**WRITTEN PROBLEM**
Work out the number of lines containing "type". Give that number alone.

**DATA SECTION**
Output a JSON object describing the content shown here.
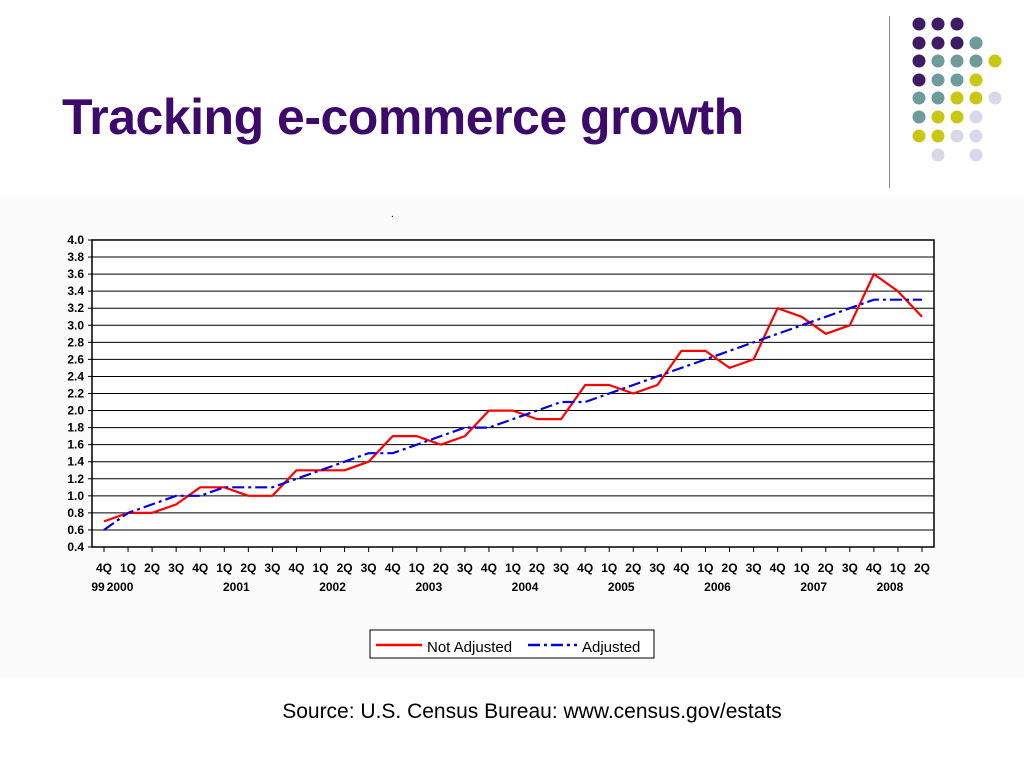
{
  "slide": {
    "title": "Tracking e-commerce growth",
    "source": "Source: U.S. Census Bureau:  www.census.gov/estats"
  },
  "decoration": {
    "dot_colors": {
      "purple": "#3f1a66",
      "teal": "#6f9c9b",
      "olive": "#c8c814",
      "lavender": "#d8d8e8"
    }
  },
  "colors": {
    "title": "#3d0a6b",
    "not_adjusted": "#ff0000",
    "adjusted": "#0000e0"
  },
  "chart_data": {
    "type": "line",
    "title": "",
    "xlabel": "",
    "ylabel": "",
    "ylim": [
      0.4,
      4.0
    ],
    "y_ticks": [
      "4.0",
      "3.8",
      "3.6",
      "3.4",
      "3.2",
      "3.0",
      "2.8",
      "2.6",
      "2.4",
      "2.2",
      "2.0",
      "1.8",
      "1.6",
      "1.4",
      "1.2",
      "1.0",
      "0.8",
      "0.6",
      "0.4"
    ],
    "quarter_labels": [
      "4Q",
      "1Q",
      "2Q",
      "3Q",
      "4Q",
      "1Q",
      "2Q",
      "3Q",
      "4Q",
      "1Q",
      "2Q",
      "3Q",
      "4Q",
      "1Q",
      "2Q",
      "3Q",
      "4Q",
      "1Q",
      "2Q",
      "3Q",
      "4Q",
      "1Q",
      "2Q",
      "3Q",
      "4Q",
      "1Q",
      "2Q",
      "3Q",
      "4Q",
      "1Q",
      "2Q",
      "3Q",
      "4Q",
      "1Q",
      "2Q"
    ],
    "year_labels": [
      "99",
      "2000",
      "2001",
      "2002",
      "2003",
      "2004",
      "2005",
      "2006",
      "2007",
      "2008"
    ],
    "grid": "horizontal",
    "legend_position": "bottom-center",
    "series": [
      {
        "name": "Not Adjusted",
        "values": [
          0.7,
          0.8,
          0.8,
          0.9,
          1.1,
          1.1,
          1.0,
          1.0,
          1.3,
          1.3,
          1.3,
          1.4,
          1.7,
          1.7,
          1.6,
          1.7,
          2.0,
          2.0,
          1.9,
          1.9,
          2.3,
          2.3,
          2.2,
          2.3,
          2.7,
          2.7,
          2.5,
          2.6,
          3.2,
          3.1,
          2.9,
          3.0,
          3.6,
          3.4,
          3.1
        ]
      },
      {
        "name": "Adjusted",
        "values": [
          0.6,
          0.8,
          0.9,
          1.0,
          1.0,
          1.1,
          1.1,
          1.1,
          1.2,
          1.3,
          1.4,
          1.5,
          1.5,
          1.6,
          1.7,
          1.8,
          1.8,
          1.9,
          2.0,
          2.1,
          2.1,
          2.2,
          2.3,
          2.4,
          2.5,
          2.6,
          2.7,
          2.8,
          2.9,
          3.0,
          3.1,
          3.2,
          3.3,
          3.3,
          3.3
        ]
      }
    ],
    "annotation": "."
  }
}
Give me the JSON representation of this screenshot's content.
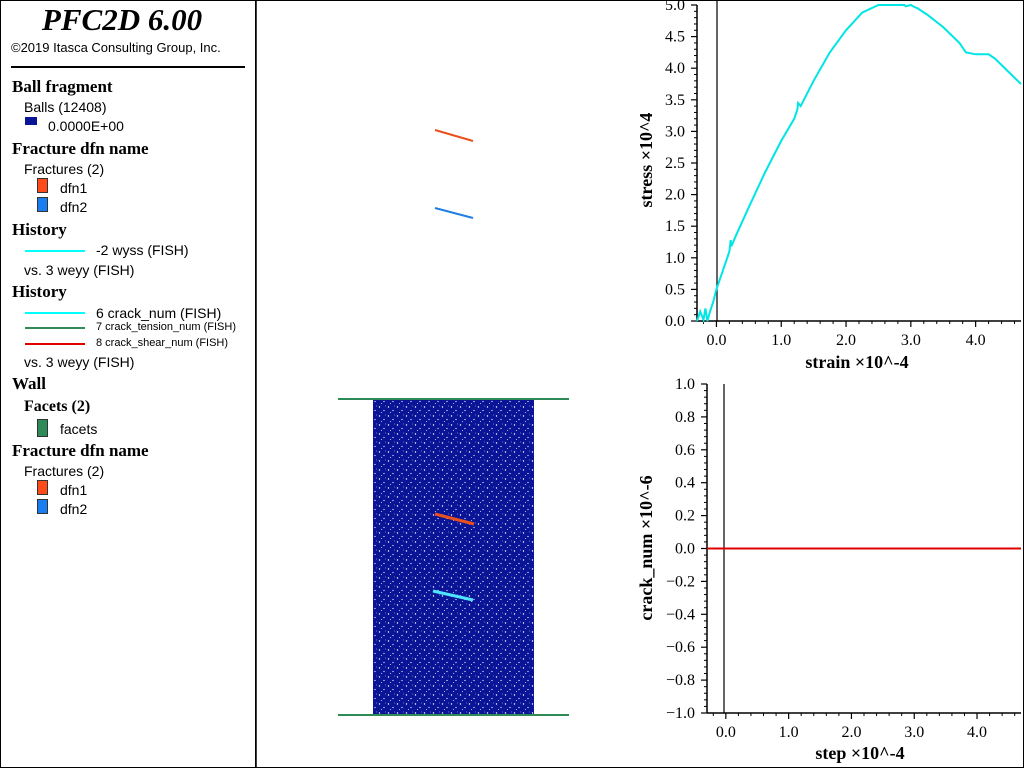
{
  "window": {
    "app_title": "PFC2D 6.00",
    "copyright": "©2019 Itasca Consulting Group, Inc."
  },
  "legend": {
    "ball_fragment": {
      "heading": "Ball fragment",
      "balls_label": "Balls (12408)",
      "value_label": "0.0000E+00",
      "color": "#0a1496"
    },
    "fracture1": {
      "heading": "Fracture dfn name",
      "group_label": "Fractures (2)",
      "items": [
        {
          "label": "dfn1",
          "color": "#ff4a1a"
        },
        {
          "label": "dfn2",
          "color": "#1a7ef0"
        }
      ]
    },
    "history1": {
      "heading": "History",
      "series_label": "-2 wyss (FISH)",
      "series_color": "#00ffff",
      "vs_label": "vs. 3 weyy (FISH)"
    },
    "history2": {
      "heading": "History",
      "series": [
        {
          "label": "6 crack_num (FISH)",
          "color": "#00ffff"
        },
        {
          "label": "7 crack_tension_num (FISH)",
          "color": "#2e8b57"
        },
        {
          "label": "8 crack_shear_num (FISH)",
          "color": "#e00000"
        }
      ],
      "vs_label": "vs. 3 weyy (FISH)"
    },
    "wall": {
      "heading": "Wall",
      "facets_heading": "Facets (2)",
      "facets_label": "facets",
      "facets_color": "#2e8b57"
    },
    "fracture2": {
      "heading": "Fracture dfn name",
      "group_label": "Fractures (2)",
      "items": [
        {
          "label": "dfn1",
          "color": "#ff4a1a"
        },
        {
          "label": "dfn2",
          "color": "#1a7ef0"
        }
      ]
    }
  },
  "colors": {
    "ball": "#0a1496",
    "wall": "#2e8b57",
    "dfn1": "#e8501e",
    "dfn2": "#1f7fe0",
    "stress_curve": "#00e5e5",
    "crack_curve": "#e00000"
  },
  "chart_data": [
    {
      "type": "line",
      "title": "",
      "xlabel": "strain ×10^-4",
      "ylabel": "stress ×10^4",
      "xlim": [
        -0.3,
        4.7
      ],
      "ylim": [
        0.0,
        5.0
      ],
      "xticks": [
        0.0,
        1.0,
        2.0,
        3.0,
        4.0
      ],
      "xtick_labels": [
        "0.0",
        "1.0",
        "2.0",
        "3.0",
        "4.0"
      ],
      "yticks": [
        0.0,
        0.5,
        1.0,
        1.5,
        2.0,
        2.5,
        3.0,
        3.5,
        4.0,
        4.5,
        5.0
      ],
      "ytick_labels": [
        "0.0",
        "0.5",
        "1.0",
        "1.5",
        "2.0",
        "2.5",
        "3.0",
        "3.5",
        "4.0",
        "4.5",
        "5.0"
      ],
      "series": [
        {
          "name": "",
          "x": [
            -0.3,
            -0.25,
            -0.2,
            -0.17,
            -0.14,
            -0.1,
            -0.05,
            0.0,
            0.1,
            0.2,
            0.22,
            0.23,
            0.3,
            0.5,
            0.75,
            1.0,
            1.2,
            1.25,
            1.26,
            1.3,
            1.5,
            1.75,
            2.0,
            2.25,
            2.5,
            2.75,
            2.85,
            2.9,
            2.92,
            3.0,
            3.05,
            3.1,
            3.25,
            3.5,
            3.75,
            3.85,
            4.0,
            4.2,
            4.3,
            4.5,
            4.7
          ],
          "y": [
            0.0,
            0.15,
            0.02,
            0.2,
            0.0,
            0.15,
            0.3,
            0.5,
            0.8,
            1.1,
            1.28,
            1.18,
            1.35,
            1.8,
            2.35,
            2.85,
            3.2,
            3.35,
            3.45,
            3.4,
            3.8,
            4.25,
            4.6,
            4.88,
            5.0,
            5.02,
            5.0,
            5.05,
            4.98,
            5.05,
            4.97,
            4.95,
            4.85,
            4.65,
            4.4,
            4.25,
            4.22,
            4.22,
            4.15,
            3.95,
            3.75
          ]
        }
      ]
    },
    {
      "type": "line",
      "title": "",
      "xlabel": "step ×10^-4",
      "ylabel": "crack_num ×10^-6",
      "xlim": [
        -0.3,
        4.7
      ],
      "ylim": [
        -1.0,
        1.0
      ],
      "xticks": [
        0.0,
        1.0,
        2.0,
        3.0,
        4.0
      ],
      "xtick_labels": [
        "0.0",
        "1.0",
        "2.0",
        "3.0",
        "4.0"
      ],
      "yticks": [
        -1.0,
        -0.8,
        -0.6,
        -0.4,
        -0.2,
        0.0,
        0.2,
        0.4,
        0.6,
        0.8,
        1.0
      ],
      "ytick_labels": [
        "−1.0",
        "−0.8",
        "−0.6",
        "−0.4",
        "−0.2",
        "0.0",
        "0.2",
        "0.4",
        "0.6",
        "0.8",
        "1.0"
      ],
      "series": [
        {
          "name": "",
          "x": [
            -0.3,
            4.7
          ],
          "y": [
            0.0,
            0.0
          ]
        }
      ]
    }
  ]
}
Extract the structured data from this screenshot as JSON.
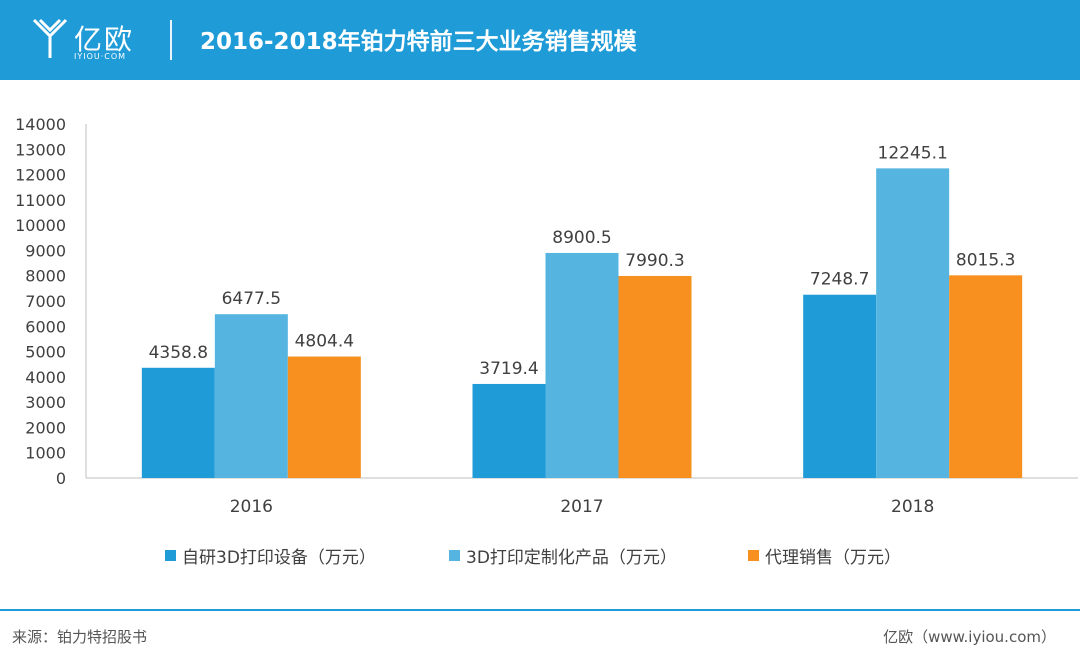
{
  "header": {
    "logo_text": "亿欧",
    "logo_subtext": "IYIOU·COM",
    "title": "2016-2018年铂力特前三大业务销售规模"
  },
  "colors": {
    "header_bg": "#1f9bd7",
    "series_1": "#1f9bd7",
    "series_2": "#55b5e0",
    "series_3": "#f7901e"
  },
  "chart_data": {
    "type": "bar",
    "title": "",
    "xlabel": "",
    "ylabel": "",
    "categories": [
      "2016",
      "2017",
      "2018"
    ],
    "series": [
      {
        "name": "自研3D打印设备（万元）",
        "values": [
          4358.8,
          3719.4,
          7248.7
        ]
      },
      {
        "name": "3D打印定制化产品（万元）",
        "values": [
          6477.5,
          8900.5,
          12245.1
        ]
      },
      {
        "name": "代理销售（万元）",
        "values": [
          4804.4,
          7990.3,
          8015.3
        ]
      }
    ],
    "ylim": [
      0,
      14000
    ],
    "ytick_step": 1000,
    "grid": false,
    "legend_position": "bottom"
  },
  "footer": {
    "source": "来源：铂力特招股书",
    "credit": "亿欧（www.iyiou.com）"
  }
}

**THE OUTPUT**
4